EXERCISE REQUIREMENTS: Every line below that contains "Demostrar" is to be copied.
━━ ENTRIES PROVIDED ━━
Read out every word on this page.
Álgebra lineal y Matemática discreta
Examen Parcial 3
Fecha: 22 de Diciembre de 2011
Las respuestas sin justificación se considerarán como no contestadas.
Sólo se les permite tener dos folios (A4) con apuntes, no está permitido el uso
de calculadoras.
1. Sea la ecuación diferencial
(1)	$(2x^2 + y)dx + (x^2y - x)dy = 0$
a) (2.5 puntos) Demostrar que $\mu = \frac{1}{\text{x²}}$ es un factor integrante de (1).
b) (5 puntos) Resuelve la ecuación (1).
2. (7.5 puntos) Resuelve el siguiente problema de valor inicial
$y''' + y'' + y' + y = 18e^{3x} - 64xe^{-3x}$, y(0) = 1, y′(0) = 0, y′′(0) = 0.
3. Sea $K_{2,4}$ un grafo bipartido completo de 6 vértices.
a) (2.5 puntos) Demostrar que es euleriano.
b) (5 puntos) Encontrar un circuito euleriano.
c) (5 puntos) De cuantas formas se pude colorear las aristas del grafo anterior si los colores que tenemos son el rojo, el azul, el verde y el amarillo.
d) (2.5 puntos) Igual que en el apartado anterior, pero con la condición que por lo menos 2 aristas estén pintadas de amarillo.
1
━━━
━━ ENTRIES PROVIDED ━━
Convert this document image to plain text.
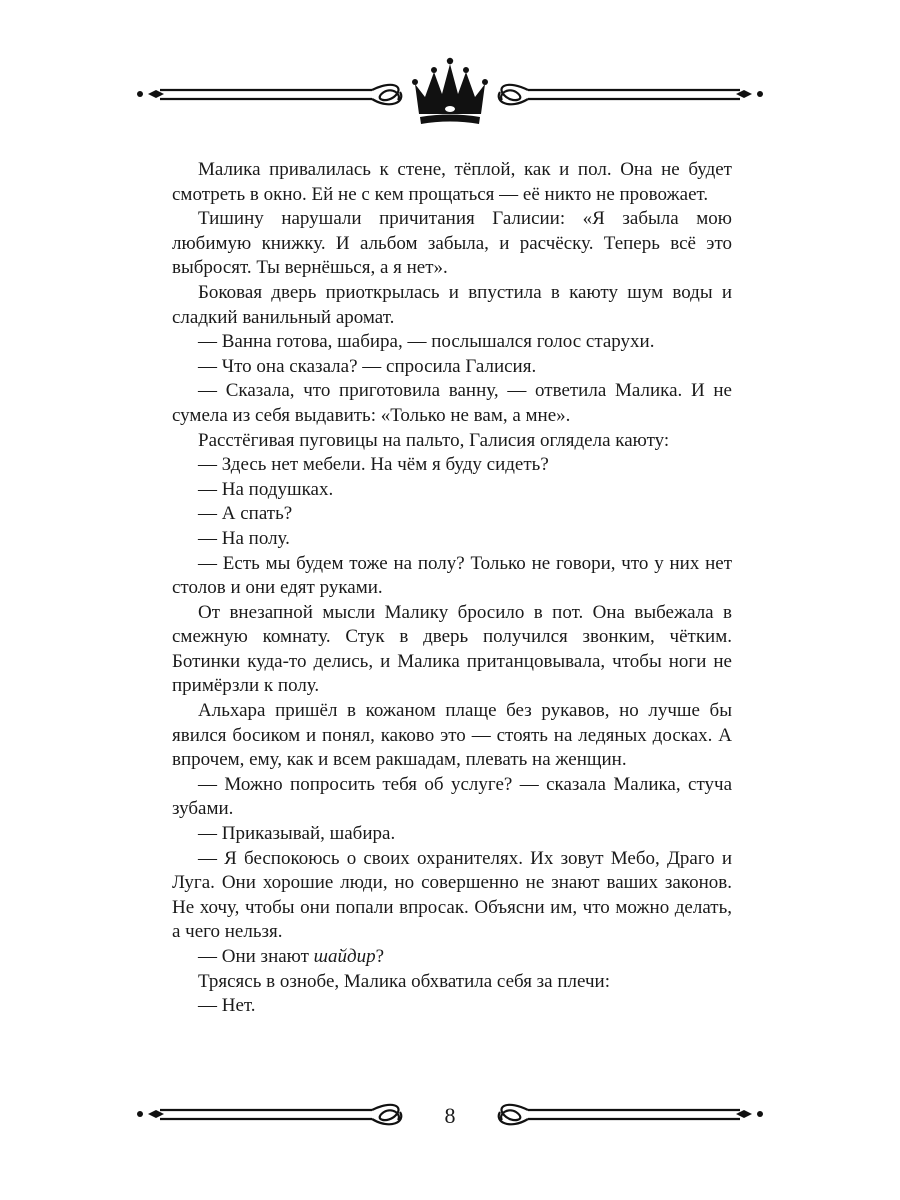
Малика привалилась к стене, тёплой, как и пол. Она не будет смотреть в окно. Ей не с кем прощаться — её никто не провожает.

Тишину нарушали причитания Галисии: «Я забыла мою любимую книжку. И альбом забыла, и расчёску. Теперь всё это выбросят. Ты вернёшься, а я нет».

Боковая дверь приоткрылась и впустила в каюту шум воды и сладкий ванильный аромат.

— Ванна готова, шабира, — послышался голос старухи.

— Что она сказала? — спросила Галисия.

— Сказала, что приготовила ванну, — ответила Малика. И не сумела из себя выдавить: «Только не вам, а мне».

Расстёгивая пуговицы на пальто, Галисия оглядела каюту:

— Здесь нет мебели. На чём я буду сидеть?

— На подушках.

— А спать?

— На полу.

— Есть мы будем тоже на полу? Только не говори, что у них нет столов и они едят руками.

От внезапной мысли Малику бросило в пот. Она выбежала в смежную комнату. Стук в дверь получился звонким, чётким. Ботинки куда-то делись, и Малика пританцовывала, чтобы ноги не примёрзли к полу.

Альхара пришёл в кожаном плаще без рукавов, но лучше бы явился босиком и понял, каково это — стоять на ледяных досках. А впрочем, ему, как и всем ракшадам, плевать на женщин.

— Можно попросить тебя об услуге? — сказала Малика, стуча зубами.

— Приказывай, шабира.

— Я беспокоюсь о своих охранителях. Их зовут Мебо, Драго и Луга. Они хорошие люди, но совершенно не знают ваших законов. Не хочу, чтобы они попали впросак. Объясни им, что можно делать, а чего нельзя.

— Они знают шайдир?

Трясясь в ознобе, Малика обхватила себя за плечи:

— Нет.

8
━━━
━━ ENTRIES PROVIDED ━━
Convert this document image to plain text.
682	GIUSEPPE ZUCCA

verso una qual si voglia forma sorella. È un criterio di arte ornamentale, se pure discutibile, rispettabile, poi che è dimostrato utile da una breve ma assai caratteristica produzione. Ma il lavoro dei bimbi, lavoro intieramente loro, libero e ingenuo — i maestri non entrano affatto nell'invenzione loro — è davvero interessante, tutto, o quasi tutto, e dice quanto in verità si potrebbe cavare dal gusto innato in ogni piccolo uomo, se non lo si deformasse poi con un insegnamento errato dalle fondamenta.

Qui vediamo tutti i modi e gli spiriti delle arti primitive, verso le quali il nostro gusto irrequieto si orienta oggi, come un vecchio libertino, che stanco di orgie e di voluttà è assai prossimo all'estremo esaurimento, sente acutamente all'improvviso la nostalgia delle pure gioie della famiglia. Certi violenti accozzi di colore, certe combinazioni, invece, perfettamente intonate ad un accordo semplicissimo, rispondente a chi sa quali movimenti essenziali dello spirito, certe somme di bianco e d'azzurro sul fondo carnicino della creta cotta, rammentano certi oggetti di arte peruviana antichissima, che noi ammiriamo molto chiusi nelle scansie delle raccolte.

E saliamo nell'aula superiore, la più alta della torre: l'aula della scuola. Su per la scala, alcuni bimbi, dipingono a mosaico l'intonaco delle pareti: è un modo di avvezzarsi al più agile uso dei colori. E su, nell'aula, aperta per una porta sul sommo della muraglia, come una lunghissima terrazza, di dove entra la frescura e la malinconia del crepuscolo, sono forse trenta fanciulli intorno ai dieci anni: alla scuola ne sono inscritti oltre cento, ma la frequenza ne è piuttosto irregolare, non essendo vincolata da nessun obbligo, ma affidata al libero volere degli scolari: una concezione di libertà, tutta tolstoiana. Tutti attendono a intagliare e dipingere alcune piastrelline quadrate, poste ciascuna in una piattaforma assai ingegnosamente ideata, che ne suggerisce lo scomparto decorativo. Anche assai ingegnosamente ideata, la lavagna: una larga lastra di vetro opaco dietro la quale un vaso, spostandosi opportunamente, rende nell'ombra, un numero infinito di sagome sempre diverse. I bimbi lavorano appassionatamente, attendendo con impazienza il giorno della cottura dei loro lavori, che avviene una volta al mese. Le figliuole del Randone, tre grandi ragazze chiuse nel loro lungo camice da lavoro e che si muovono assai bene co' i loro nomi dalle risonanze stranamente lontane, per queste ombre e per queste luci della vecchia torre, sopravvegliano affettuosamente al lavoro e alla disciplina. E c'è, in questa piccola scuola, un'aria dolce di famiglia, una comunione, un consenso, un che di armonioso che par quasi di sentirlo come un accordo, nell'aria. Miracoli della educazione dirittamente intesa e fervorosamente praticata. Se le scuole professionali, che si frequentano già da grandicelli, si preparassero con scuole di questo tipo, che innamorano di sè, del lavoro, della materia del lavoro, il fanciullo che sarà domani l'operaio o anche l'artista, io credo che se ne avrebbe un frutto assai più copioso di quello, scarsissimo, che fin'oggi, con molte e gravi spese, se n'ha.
━━━
OUTPUT OF THE TASK:
a) (2.5 puntos) Demostrar que $\mu = \frac{1}{\text{x²}}$ es un factor integrante de (1).
a) (2.5 puntos) Demostrar que es euleriano.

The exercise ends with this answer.